This repo ships a Claude Code plugin in the plugin/ directory, which bundles:

  • The PID tuning skill — activates automatically when you mention Betaflight, PID tuning, filter tuning, propwash, oscillations, etc.
  • The MCP server config — connects Claude Code to the betaflight-mcp server via npx (same as the quick start above)

Install the plugin

claude plugin marketplace add bvandevliet/betaflight-mcp
claude plugin install betaflight-mcp@betaflight-mcp

Then whitelist the read-only tools so Claude doesn't ask for approval on every read:

npx -y betaflight-mcp-whitelist-reads

Restart Claude Code afterwards. Write tools (set_*, cli_save, cli_exec, motor_set, etc.) are never whitelisted by default.

Updating the plugin

claude plugin uninstall betaflight-mcp@betaflight-mcp
claude plugin install betaflight-mcp@betaflight-mcp

Since the plugin's .mcp.json runs npx -y betaflight-mcp, it always resolves the latest published version — no rebuild or path reconfiguration needed.

Claude Desktop users: The plugin system is a Claude Code (CLI) feature and is not available in Claude Desktop. Use the Quick start config above instead — this gives full access to all ~1500 tools. The PID tuning skill does not auto-activate in Claude Desktop; as a workaround, create a Claude Project and attach plugin/skills/betaflight-pid-tuning/SKILL.md as project knowledge so it is always in context.

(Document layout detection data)
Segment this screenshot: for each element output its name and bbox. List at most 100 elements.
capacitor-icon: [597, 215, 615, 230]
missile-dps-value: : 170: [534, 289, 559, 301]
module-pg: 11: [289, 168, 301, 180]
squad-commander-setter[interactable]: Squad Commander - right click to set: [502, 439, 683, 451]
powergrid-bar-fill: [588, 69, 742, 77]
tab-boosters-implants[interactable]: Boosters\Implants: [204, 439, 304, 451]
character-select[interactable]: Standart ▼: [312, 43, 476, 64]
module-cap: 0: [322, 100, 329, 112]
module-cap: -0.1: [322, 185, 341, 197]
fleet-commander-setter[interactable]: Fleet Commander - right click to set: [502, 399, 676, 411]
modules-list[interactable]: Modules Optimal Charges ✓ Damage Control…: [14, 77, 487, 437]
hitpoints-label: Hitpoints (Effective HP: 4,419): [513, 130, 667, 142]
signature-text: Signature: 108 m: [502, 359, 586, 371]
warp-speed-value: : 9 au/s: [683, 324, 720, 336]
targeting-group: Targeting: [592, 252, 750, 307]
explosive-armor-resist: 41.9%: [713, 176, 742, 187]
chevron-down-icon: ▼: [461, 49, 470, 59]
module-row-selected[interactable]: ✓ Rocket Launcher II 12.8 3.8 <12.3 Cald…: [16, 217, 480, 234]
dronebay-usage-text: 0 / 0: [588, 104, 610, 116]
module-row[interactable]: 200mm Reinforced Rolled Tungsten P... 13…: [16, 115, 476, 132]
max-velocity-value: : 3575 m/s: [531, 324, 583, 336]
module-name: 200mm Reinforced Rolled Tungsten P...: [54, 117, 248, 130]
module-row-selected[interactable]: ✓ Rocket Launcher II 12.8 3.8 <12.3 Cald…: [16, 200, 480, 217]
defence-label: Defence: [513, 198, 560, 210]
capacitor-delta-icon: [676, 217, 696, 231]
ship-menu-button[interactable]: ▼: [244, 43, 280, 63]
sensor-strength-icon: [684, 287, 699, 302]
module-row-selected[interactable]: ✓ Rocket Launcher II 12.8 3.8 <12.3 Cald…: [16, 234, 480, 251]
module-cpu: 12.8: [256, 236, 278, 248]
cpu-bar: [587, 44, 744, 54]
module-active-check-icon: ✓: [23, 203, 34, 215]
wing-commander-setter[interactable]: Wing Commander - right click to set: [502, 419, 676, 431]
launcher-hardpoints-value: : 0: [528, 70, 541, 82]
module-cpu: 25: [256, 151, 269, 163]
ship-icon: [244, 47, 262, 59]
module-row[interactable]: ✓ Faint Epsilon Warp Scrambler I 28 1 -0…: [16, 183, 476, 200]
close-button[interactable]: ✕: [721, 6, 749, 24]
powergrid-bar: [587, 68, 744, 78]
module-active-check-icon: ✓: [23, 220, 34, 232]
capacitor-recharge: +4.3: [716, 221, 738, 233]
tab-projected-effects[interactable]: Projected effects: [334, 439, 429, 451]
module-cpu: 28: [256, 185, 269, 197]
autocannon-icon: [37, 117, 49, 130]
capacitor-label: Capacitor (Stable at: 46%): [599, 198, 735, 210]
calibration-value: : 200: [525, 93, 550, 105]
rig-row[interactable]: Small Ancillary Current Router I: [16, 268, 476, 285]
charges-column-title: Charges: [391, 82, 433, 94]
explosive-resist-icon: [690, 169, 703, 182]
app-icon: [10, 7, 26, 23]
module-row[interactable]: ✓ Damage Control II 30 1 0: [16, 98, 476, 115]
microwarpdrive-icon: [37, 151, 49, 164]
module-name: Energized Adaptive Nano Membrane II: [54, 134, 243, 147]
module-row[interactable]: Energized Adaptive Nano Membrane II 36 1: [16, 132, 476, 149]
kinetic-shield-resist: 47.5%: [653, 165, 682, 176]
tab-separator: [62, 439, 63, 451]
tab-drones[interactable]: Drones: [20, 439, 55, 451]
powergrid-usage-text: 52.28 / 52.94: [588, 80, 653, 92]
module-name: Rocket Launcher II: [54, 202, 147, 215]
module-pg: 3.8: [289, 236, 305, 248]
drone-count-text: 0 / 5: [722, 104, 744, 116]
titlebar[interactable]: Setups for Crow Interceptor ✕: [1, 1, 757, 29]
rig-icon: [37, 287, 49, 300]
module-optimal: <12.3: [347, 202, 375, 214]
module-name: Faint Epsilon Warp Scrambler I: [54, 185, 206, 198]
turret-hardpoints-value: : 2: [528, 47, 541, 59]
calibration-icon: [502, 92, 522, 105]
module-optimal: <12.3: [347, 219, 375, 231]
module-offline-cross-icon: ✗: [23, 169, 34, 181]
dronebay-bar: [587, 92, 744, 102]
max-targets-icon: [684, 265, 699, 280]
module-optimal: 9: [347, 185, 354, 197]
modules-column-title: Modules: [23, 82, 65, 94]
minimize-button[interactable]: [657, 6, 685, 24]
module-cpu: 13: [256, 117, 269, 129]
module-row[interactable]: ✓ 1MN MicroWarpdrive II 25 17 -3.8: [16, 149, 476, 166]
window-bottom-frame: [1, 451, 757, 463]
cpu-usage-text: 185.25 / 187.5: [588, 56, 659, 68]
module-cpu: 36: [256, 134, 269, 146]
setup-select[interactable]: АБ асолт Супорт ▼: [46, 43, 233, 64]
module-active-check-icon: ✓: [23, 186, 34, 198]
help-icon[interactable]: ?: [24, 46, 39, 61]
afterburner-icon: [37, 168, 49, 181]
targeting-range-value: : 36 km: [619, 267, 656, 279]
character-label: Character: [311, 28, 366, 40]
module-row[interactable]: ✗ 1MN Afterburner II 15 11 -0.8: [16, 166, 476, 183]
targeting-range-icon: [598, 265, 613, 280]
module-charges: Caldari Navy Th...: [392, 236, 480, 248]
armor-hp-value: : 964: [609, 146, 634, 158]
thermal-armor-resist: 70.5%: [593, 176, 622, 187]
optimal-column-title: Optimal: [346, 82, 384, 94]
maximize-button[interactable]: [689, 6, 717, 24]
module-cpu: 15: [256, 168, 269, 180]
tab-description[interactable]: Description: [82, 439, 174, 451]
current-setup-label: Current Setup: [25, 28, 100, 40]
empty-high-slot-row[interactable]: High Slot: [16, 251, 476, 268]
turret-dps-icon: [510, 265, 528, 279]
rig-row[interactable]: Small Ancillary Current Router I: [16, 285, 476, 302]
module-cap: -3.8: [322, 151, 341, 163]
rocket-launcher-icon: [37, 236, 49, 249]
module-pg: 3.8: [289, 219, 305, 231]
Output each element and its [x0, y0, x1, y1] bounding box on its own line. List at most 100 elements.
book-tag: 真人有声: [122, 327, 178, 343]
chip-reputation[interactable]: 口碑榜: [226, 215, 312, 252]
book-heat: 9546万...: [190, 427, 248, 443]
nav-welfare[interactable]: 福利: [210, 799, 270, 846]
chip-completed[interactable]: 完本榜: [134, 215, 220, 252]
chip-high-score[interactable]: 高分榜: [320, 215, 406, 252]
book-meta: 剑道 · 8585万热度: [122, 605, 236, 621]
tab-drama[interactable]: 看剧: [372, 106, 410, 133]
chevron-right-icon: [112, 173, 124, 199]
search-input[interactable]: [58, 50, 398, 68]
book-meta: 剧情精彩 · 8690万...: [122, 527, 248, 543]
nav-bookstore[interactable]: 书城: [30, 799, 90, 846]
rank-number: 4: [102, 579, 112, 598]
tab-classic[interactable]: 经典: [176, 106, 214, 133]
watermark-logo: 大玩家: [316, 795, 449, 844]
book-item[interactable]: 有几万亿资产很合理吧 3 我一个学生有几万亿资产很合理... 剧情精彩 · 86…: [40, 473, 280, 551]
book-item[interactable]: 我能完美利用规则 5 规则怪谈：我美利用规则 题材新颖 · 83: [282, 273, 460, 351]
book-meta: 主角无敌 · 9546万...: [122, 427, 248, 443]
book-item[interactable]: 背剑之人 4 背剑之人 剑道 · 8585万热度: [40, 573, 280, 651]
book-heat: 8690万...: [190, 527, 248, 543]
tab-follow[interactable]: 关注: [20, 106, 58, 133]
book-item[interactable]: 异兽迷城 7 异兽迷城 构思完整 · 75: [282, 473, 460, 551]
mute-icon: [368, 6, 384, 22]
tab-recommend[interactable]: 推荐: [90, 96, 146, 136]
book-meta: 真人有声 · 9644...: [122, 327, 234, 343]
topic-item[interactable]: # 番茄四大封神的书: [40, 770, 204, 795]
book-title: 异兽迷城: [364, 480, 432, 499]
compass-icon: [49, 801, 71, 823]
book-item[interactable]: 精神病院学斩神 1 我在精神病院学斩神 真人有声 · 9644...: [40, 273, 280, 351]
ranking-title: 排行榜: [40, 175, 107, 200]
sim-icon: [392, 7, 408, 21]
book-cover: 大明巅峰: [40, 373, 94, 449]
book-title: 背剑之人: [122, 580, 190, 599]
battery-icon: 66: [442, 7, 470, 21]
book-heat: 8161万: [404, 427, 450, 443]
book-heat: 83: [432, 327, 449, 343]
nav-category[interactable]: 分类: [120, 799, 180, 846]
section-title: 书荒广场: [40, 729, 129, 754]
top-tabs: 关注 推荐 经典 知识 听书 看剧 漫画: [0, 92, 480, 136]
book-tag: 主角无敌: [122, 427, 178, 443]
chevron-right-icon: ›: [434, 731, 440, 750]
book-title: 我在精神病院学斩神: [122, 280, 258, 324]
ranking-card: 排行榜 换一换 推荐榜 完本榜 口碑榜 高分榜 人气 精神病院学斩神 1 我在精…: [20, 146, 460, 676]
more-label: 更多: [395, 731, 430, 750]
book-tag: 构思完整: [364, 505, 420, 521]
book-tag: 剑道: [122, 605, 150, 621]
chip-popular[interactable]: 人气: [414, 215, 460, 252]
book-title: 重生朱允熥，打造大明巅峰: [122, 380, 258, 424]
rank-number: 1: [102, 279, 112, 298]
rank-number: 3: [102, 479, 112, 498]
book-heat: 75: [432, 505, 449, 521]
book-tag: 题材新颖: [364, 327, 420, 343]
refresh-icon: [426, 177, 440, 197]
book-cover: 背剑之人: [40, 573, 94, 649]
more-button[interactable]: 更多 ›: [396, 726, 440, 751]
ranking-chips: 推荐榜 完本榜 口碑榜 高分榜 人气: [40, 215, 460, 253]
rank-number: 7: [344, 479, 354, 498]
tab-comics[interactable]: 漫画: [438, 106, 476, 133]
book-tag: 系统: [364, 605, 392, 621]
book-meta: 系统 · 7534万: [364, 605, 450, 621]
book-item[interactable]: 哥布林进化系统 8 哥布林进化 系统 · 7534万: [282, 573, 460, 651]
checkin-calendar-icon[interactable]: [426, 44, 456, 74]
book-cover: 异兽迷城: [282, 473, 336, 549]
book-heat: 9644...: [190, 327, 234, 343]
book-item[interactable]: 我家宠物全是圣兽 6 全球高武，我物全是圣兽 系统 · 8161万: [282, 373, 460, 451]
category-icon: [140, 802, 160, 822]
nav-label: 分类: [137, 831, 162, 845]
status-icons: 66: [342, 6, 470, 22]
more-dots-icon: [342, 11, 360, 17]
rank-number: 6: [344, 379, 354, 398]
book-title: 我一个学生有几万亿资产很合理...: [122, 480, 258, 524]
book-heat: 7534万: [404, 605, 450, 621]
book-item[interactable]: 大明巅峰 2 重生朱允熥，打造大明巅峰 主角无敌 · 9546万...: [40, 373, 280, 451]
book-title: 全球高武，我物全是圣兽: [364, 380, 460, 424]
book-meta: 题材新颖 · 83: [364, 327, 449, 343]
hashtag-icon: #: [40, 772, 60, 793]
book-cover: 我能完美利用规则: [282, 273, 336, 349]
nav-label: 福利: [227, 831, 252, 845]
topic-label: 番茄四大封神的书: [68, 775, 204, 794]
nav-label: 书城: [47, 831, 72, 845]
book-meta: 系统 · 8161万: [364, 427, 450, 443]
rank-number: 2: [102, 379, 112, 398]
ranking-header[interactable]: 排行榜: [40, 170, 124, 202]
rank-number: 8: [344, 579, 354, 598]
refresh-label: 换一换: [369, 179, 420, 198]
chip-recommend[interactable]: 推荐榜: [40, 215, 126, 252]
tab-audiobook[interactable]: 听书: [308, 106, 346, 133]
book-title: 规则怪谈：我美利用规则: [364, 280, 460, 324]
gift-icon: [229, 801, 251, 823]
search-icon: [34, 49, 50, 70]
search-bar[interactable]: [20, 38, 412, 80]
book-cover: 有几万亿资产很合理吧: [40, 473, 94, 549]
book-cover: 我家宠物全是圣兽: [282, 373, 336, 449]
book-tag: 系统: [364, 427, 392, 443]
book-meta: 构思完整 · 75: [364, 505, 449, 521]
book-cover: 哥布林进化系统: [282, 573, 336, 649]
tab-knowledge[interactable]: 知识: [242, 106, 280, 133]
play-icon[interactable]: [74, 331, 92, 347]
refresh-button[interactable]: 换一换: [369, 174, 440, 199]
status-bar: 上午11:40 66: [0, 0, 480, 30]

[Task set]
1/ Translate this sentence from the Betaflight plugin excerpt into Spanish: "Write tools (set_*, cli_save, cli_exec, motor_set, etc.) are never whitelisted by default."
2/ Please retype the Betaflight plugin excerpt from "claude plugin uninstall" up to and including "path reconfiguration needed.".

[Answers provided]
1/ Las herramientas de escritura (set_*, cli_save, cli_exec, motor_set, etc.) nunca se incluyen en la lista blanca de forma predeterminada.

2/
claude plugin uninstall betaflight-mcp@betaflight-mcp
claude plugin install betaflight-mcp@betaflight-mcp

Since the plugin's .mcp.json runs npx -y betaflight-mcp, it always resolves the latest published version — no rebuild or path reconfiguration needed.